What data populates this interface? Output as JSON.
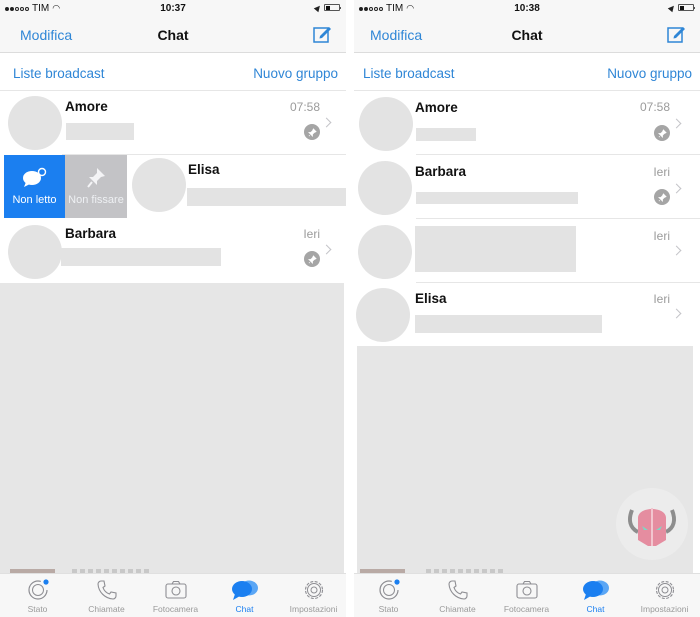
{
  "screens": [
    {
      "status": {
        "carrier": "TIM",
        "time": "10:37"
      },
      "nav": {
        "edit": "Modifica",
        "title": "Chat"
      },
      "links": {
        "broadcast": "Liste broadcast",
        "new_group": "Nuovo gruppo"
      },
      "chats": [
        {
          "name": "Amore",
          "time": "07:58",
          "pinned": true
        },
        {
          "name": "Elisa",
          "time": "",
          "pinned": false,
          "swiped": true
        },
        {
          "name": "Barbara",
          "time": "Ieri",
          "pinned": true
        }
      ],
      "swipe_actions": {
        "unread": "Non letto",
        "unpin": "Non fissare"
      }
    },
    {
      "status": {
        "carrier": "TIM",
        "time": "10:38"
      },
      "nav": {
        "edit": "Modifica",
        "title": "Chat"
      },
      "links": {
        "broadcast": "Liste broadcast",
        "new_group": "Nuovo gruppo"
      },
      "chats": [
        {
          "name": "Amore",
          "time": "07:58",
          "pinned": true
        },
        {
          "name": "Barbara",
          "time": "Ieri",
          "pinned": true
        },
        {
          "name": "",
          "time": "Ieri",
          "pinned": false
        },
        {
          "name": "Elisa",
          "time": "Ieri",
          "pinned": false
        }
      ]
    }
  ],
  "tabs": [
    {
      "label": "Stato",
      "icon": "status-icon"
    },
    {
      "label": "Chiamate",
      "icon": "phone-icon"
    },
    {
      "label": "Fotocamera",
      "icon": "camera-icon"
    },
    {
      "label": "Chat",
      "icon": "chat-bubbles-icon",
      "active": true
    },
    {
      "label": "Impostazioni",
      "icon": "gear-icon"
    }
  ],
  "colors": {
    "accent": "#1b7ff0",
    "link": "#2f86d6",
    "unpin_action": "#c3c3c6"
  }
}
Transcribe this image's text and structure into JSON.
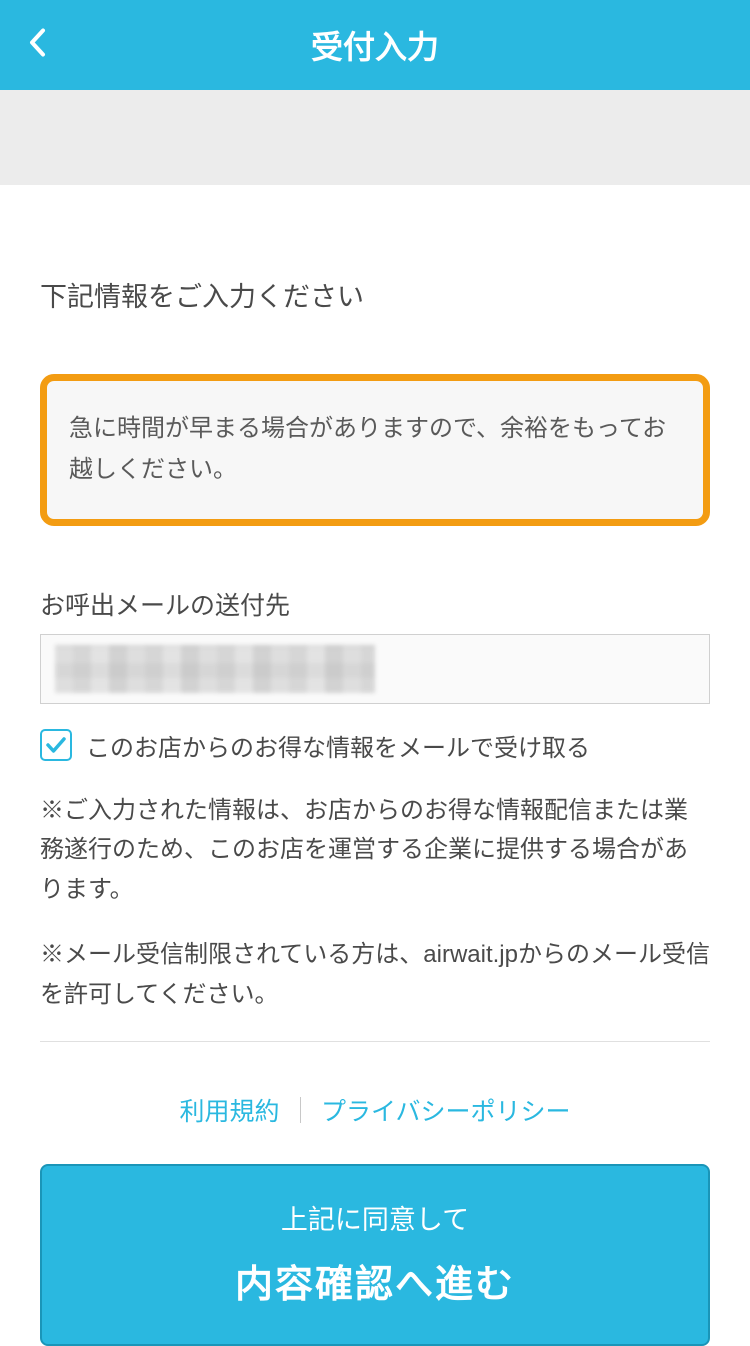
{
  "header": {
    "title": "受付入力"
  },
  "instruction": "下記情報をご入力ください",
  "notice": "急に時間が早まる場合がありますので、余裕をもってお越しください。",
  "emailSection": {
    "label": "お呼出メールの送付先",
    "checkboxLabel": "このお店からのお得な情報をメールで受け取る",
    "checked": true
  },
  "disclaimers": {
    "d1": "※ご入力された情報は、お店からのお得な情報配信または業務遂行のため、このお店を運営する企業に提供する場合があります。",
    "d2": "※メール受信制限されている方は、airwait.jpからのメール受信を許可してください。"
  },
  "links": {
    "terms": "利用規約",
    "privacy": "プライバシーポリシー"
  },
  "submit": {
    "line1": "上記に同意して",
    "line2": "内容確認へ進む"
  }
}
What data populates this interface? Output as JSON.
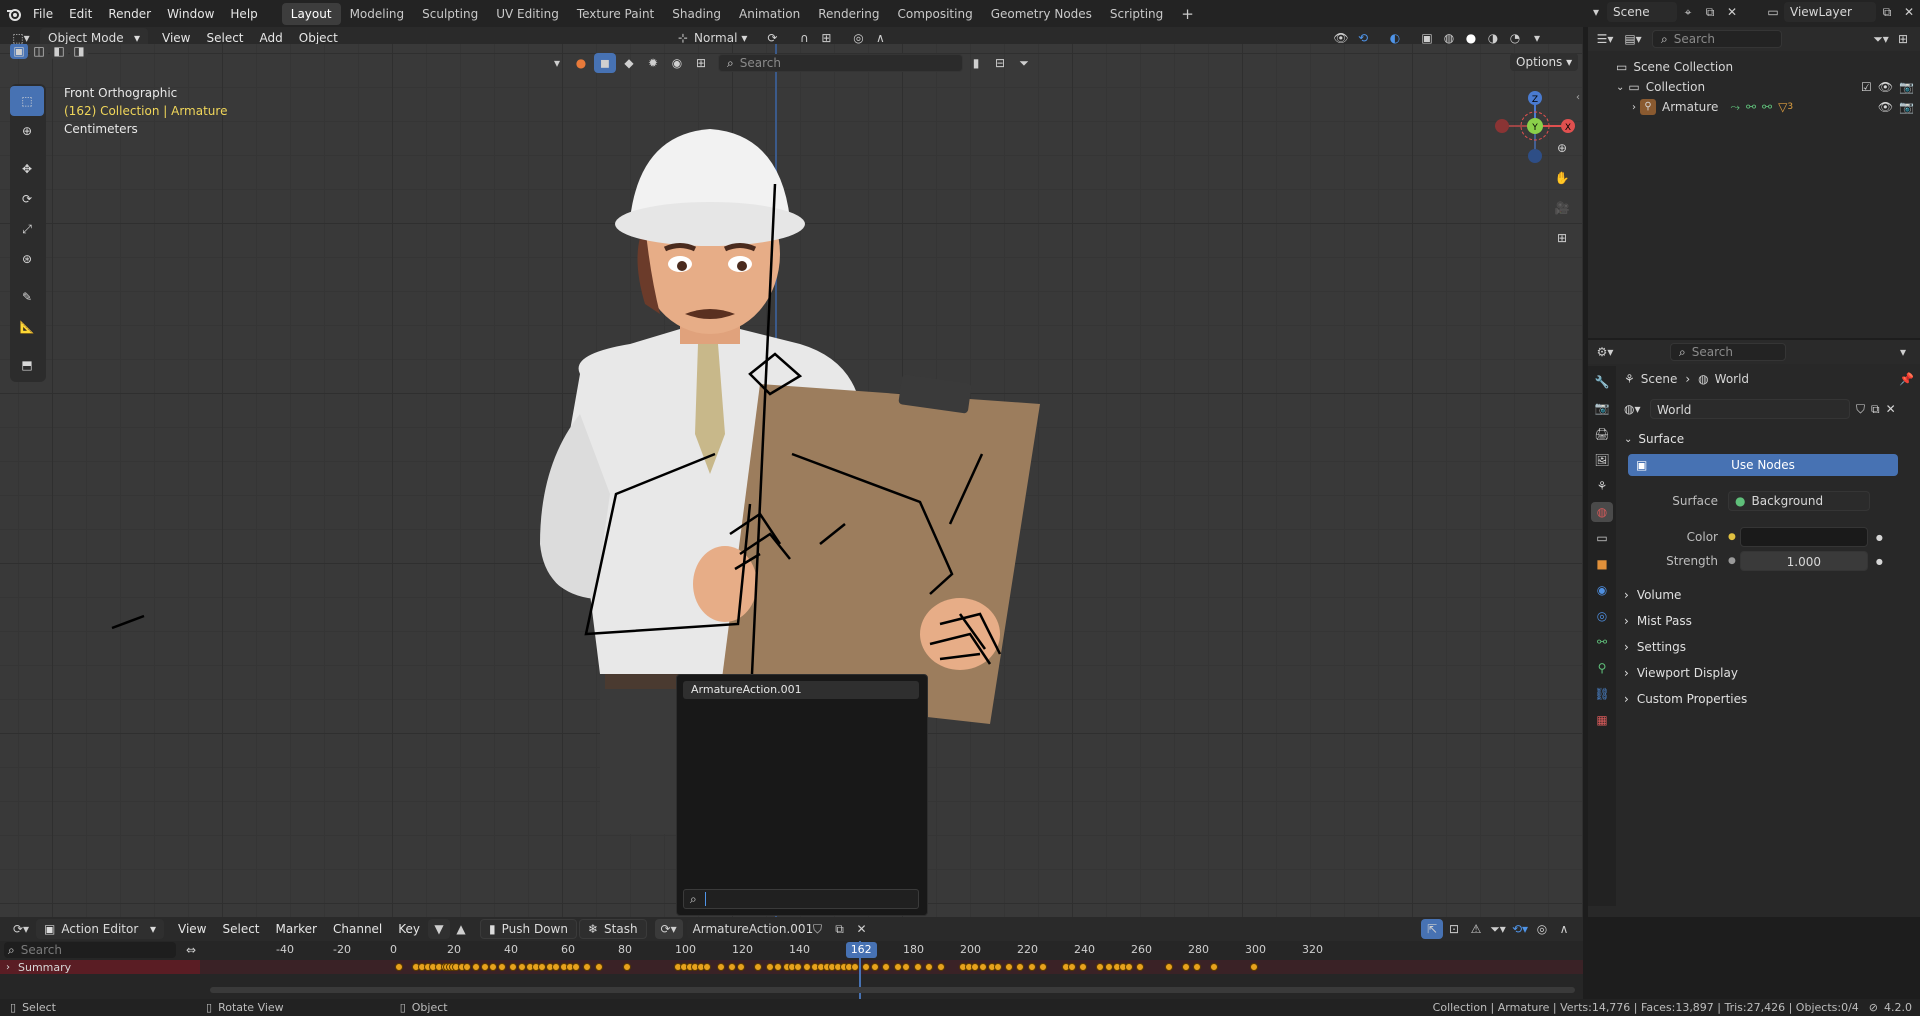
{
  "menu": {
    "items": [
      "File",
      "Edit",
      "Render",
      "Window",
      "Help"
    ]
  },
  "workspaces": [
    "Layout",
    "Modeling",
    "Sculpting",
    "UV Editing",
    "Texture Paint",
    "Shading",
    "Animation",
    "Rendering",
    "Compositing",
    "Geometry Nodes",
    "Scripting"
  ],
  "workspace_active": "Layout",
  "top_right": {
    "scene": "Scene",
    "view_layer": "ViewLayer"
  },
  "viewport_header": {
    "mode": "Object Mode",
    "menus": [
      "View",
      "Select",
      "Add",
      "Object"
    ],
    "transform_orientation": "Normal",
    "search_placeholder": "Search",
    "options": "Options"
  },
  "overlay_text": {
    "view_name": "Front Orthographic",
    "collection_info": "(162) Collection | Armature",
    "units": "Centimeters"
  },
  "gizmo": {
    "z": "Z",
    "y": "Y",
    "x": "X"
  },
  "action_popup": {
    "item": "ArmatureAction.001",
    "search_value": ""
  },
  "outliner": {
    "search_placeholder": "Search",
    "scene_collection": "Scene Collection",
    "collection": "Collection",
    "armature": "Armature",
    "armature_badge": "3"
  },
  "properties": {
    "search_placeholder": "Search",
    "breadcrumb": [
      "Scene",
      "World"
    ],
    "world_name": "World",
    "surface_section": "Surface",
    "use_nodes": "Use Nodes",
    "surface_label": "Surface",
    "surface_value": "Background",
    "color_label": "Color",
    "strength_label": "Strength",
    "strength_value": "1.000",
    "sections": [
      "Volume",
      "Mist Pass",
      "Settings",
      "Viewport Display",
      "Custom Properties"
    ]
  },
  "action_editor": {
    "editor": "Action Editor",
    "menus": [
      "View",
      "Select",
      "Marker",
      "Channel",
      "Key"
    ],
    "push_down": "Push Down",
    "stash": "Stash",
    "action_name": "ArmatureAction.001",
    "search_placeholder": "Search",
    "summary": "Summary",
    "current_frame": "162",
    "ticks": [
      "-40",
      "-20",
      "0",
      "20",
      "40",
      "60",
      "80",
      "100",
      "120",
      "140",
      "162",
      "180",
      "200",
      "220",
      "240",
      "260",
      "280",
      "300",
      "320"
    ],
    "keyframes": [
      0,
      6,
      8,
      10,
      12,
      14,
      16,
      17,
      18,
      19,
      20,
      22,
      24,
      27,
      30,
      33,
      36,
      40,
      43,
      46,
      48,
      50,
      53,
      55,
      58,
      60,
      62,
      66,
      70,
      80,
      98,
      100,
      102,
      104,
      106,
      108,
      113,
      117,
      120,
      126,
      130,
      133,
      136,
      138,
      140,
      143,
      146,
      148,
      150,
      152,
      154,
      156,
      158,
      160,
      164,
      167,
      171,
      175,
      178,
      182,
      186,
      190,
      198,
      200,
      202,
      205,
      208,
      210,
      214,
      218,
      222,
      226,
      234,
      236,
      240,
      246,
      249,
      252,
      254,
      256,
      260,
      270,
      276,
      280,
      286,
      300
    ]
  },
  "statusbar": {
    "select": "Select",
    "rotate_view": "Rotate View",
    "object": "Object",
    "stats": "Collection | Armature | Verts:14,776 | Faces:13,897 | Tris:27,426 | Objects:0/4",
    "version": "4.2.0"
  },
  "colors": {
    "accent": "#4772b3",
    "keyframe": "#e7a21d",
    "playhead": "#4772b3",
    "summary_row": "#5a1d24"
  }
}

***

Exclude the pictures and transcribe all of the entries exactly.

WRITTEN SOLUTION =>
What data populates this interface? Output as JSON.
{
  "screens": [
    {
      "status": {
        "carrier": "TIM",
        "time": "10:37"
      },
      "nav": {
        "edit": "Modifica",
        "title": "Chat"
      },
      "links": {
        "broadcast": "Liste broadcast",
        "new_group": "Nuovo gruppo"
      },
      "chats": [
        {
          "name": "Amore",
          "time": "07:58",
          "pinned": true
        },
        {
          "name": "Elisa",
          "time": "",
          "pinned": false,
          "swiped": true
        },
        {
          "name": "Barbara",
          "time": "Ieri",
          "pinned": true
        }
      ],
      "swipe_actions": {
        "unread": "Non letto",
        "unpin": "Non fissare"
      }
    },
    {
      "status": {
        "carrier": "TIM",
        "time": "10:38"
      },
      "nav": {
        "edit": "Modifica",
        "title": "Chat"
      },
      "links": {
        "broadcast": "Liste broadcast",
        "new_group": "Nuovo gruppo"
      },
      "chats": [
        {
          "name": "Amore",
          "time": "07:58",
          "pinned": true
        },
        {
          "name": "Barbara",
          "time": "Ieri",
          "pinned": true
        },
        {
          "name": "",
          "time": "Ieri",
          "pinned": false
        },
        {
          "name": "Elisa",
          "time": "Ieri",
          "pinned": false
        }
      ]
    }
  ],
  "tabs": [
    {
      "label": "Stato",
      "icon": "status-icon"
    },
    {
      "label": "Chiamate",
      "icon": "phone-icon"
    },
    {
      "label": "Fotocamera",
      "icon": "camera-icon"
    },
    {
      "label": "Chat",
      "icon": "chat-bubbles-icon",
      "active": true
    },
    {
      "label": "Impostazioni",
      "icon": "gear-icon"
    }
  ],
  "colors": {
    "accent": "#1b7ff0",
    "link": "#2f86d6",
    "unpin_action": "#c3c3c6"
  }
}
Transcribe this image's text and structure into JSON.
{
  "header": {
    "title": "受付入力"
  },
  "instruction": "下記情報をご入力ください",
  "notice": "急に時間が早まる場合がありますので、余裕をもってお越しください。",
  "emailSection": {
    "label": "お呼出メールの送付先",
    "checkboxLabel": "このお店からのお得な情報をメールで受け取る",
    "checked": true
  },
  "disclaimers": {
    "d1": "※ご入力された情報は、お店からのお得な情報配信または業務遂行のため、このお店を運営する企業に提供する場合があります。",
    "d2": "※メール受信制限されている方は、airwait.jpからのメール受信を許可してください。"
  },
  "links": {
    "terms": "利用規約",
    "privacy": "プライバシーポリシー"
  },
  "submit": {
    "line1": "上記に同意して",
    "line2": "内容確認へ進む"
  }
}
What data populates this interface? Output as JSON.
{
  "menu": {
    "items": [
      "File",
      "Edit",
      "Render",
      "Window",
      "Help"
    ]
  },
  "workspaces": [
    "Layout",
    "Modeling",
    "Sculpting",
    "UV Editing",
    "Texture Paint",
    "Shading",
    "Animation",
    "Rendering",
    "Compositing",
    "Geometry Nodes",
    "Scripting"
  ],
  "workspace_active": "Layout",
  "top_right": {
    "scene": "Scene",
    "view_layer": "ViewLayer"
  },
  "viewport_header": {
    "mode": "Object Mode",
    "menus": [
      "View",
      "Select",
      "Add",
      "Object"
    ],
    "transform_orientation": "Normal",
    "search_placeholder": "Search",
    "options": "Options"
  },
  "overlay_text": {
    "view_name": "Front Orthographic",
    "collection_info": "(162) Collection | Armature",
    "units": "Centimeters"
  },
  "gizmo": {
    "z": "Z",
    "y": "Y",
    "x": "X"
  },
  "action_popup": {
    "item": "ArmatureAction.001",
    "search_value": ""
  },
  "outliner": {
    "search_placeholder": "Search",
    "scene_collection": "Scene Collection",
    "collection": "Collection",
    "armature": "Armature",
    "armature_badge": "3"
  },
  "properties": {
    "search_placeholder": "Search",
    "breadcrumb": [
      "Scene",
      "World"
    ],
    "world_name": "World",
    "surface_section": "Surface",
    "use_nodes": "Use Nodes",
    "surface_label": "Surface",
    "surface_value": "Background",
    "color_label": "Color",
    "strength_label": "Strength",
    "strength_value": "1.000",
    "sections": [
      "Volume",
      "Mist Pass",
      "Settings",
      "Viewport Display",
      "Custom Properties"
    ]
  },
  "action_editor": {
    "editor": "Action Editor",
    "menus": [
      "View",
      "Select",
      "Marker",
      "Channel",
      "Key"
    ],
    "push_down": "Push Down",
    "stash": "Stash",
    "action_name": "ArmatureAction.001",
    "search_placeholder": "Search",
    "summary": "Summary",
    "current_frame": "162",
    "ticks": [
      "-40",
      "-20",
      "0",
      "20",
      "40",
      "60",
      "80",
      "100",
      "120",
      "140",
      "162",
      "180",
      "200",
      "220",
      "240",
      "260",
      "280",
      "300",
      "320"
    ],
    "keyframes": [
      0,
      6,
      8,
      10,
      12,
      14,
      16,
      17,
      18,
      19,
      20,
      22,
      24,
      27,
      30,
      33,
      36,
      40,
      43,
      46,
      48,
      50,
      53,
      55,
      58,
      60,
      62,
      66,
      70,
      80,
      98,
      100,
      102,
      104,
      106,
      108,
      113,
      117,
      120,
      126,
      130,
      133,
      136,
      138,
      140,
      143,
      146,
      148,
      150,
      152,
      154,
      156,
      158,
      160,
      164,
      167,
      171,
      175,
      178,
      182,
      186,
      190,
      198,
      200,
      202,
      205,
      208,
      210,
      214,
      218,
      222,
      226,
      234,
      236,
      240,
      246,
      249,
      252,
      254,
      256,
      260,
      270,
      276,
      280,
      286,
      300
    ]
  },
  "statusbar": {
    "select": "Select",
    "rotate_view": "Rotate View",
    "object": "Object",
    "stats": "Collection | Armature | Verts:14,776 | Faces:13,897 | Tris:27,426 | Objects:0/4",
    "version": "4.2.0"
  },
  "colors": {
    "accent": "#4772b3",
    "keyframe": "#e7a21d",
    "playhead": "#4772b3",
    "summary_row": "#5a1d24"
  }
}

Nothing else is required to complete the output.